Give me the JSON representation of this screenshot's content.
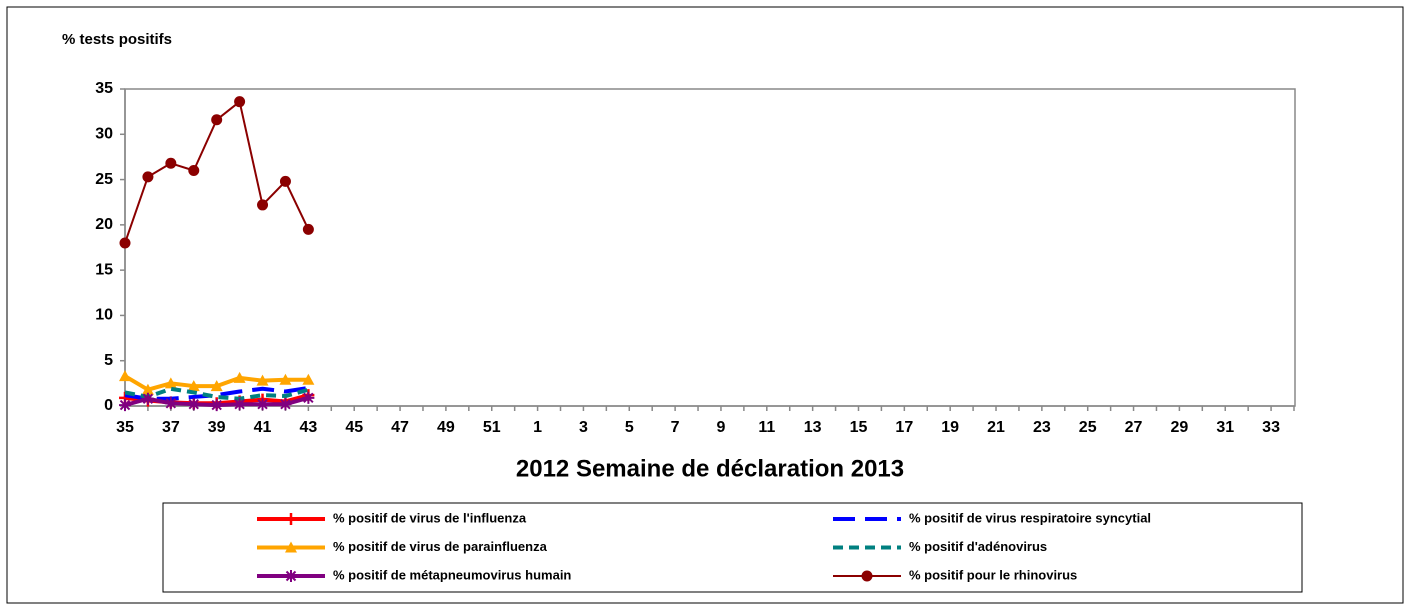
{
  "chart_data": {
    "type": "line",
    "ylabel": "% tests positifs",
    "xlabel": "2012  Semaine de déclaration   2013",
    "categories": [
      "35",
      null,
      "37",
      null,
      "39",
      null,
      "41",
      null,
      "43",
      null,
      "45",
      null,
      "47",
      null,
      "49",
      null,
      "51",
      null,
      "1",
      null,
      "3",
      null,
      "5",
      null,
      "7",
      null,
      "9",
      null,
      "11",
      null,
      "13",
      null,
      "15",
      null,
      "17",
      null,
      "19",
      null,
      "21",
      null,
      "23",
      null,
      "25",
      null,
      "27",
      null,
      "29",
      null,
      "31",
      null,
      "33",
      null
    ],
    "ylim": [
      0,
      35
    ],
    "yticks": [
      0,
      5,
      10,
      15,
      20,
      25,
      30,
      35
    ],
    "grid": false,
    "legend": "bottom",
    "series": [
      {
        "name": "% positif de virus de l'influenza",
        "color": "#ff0000",
        "line_style": "solid",
        "marker": "plus",
        "values": [
          0.9,
          0.6,
          0.4,
          0.3,
          0.3,
          0.5,
          0.7,
          0.5,
          1.2,
          null,
          null,
          null,
          null,
          null,
          null,
          null,
          null,
          null,
          null,
          null,
          null,
          null,
          null,
          null,
          null,
          null,
          null,
          null,
          null,
          null,
          null,
          null,
          null,
          null,
          null,
          null,
          null,
          null,
          null,
          null,
          null,
          null,
          null,
          null,
          null,
          null,
          null,
          null,
          null,
          null,
          null,
          null
        ]
      },
      {
        "name": "% positif de virus respiratoire syncytial",
        "color": "#0000ff",
        "line_style": "longdash",
        "marker": null,
        "values": [
          1.2,
          0.8,
          0.8,
          1.0,
          1.2,
          1.6,
          1.9,
          1.6,
          2.0,
          null,
          null,
          null,
          null,
          null,
          null,
          null,
          null,
          null,
          null,
          null,
          null,
          null,
          null,
          null,
          null,
          null,
          null,
          null,
          null,
          null,
          null,
          null,
          null,
          null,
          null,
          null,
          null,
          null,
          null,
          null,
          null,
          null,
          null,
          null,
          null,
          null,
          null,
          null,
          null,
          null,
          null,
          null
        ]
      },
      {
        "name": "% positif de virus de parainfluenza",
        "color": "#ffa500",
        "line_style": "solid",
        "marker": "triangle",
        "values": [
          3.3,
          1.8,
          2.5,
          2.2,
          2.2,
          3.1,
          2.8,
          2.9,
          2.9,
          null,
          null,
          null,
          null,
          null,
          null,
          null,
          null,
          null,
          null,
          null,
          null,
          null,
          null,
          null,
          null,
          null,
          null,
          null,
          null,
          null,
          null,
          null,
          null,
          null,
          null,
          null,
          null,
          null,
          null,
          null,
          null,
          null,
          null,
          null,
          null,
          null,
          null,
          null,
          null,
          null,
          null,
          null
        ]
      },
      {
        "name": "% positif d'adénovirus",
        "color": "#008080",
        "line_style": "dash",
        "marker": null,
        "values": [
          1.5,
          1.0,
          1.9,
          1.5,
          1.0,
          0.8,
          1.2,
          1.1,
          1.8,
          null,
          null,
          null,
          null,
          null,
          null,
          null,
          null,
          null,
          null,
          null,
          null,
          null,
          null,
          null,
          null,
          null,
          null,
          null,
          null,
          null,
          null,
          null,
          null,
          null,
          null,
          null,
          null,
          null,
          null,
          null,
          null,
          null,
          null,
          null,
          null,
          null,
          null,
          null,
          null,
          null,
          null,
          null
        ]
      },
      {
        "name": "% positif de métapneumovirus humain",
        "color": "#800080",
        "line_style": "solid",
        "marker": "star",
        "values": [
          0.1,
          0.8,
          0.3,
          0.2,
          0.1,
          0.2,
          0.2,
          0.2,
          0.9,
          null,
          null,
          null,
          null,
          null,
          null,
          null,
          null,
          null,
          null,
          null,
          null,
          null,
          null,
          null,
          null,
          null,
          null,
          null,
          null,
          null,
          null,
          null,
          null,
          null,
          null,
          null,
          null,
          null,
          null,
          null,
          null,
          null,
          null,
          null,
          null,
          null,
          null,
          null,
          null,
          null,
          null,
          null
        ]
      },
      {
        "name": "% positif pour le rhinovirus",
        "color": "#8b0000",
        "line_style": "thin",
        "marker": "circle",
        "values": [
          18.0,
          25.3,
          26.8,
          26.0,
          31.6,
          33.6,
          22.2,
          24.8,
          19.5,
          null,
          null,
          null,
          null,
          null,
          null,
          null,
          null,
          null,
          null,
          null,
          null,
          null,
          null,
          null,
          null,
          null,
          null,
          null,
          null,
          null,
          null,
          null,
          null,
          null,
          null,
          null,
          null,
          null,
          null,
          null,
          null,
          null,
          null,
          null,
          null,
          null,
          null,
          null,
          null,
          null,
          null,
          null
        ]
      }
    ]
  }
}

--------

## REQUIRED WORK
Take from the listing above each line that contains the string "color".

## TASK OUTPUT
        "color": "#ff0000",
        "color": "#0000ff",
        "color": "#ffa500",
        "color": "#008080",
        "color": "#800080",
        "color": "#8b0000",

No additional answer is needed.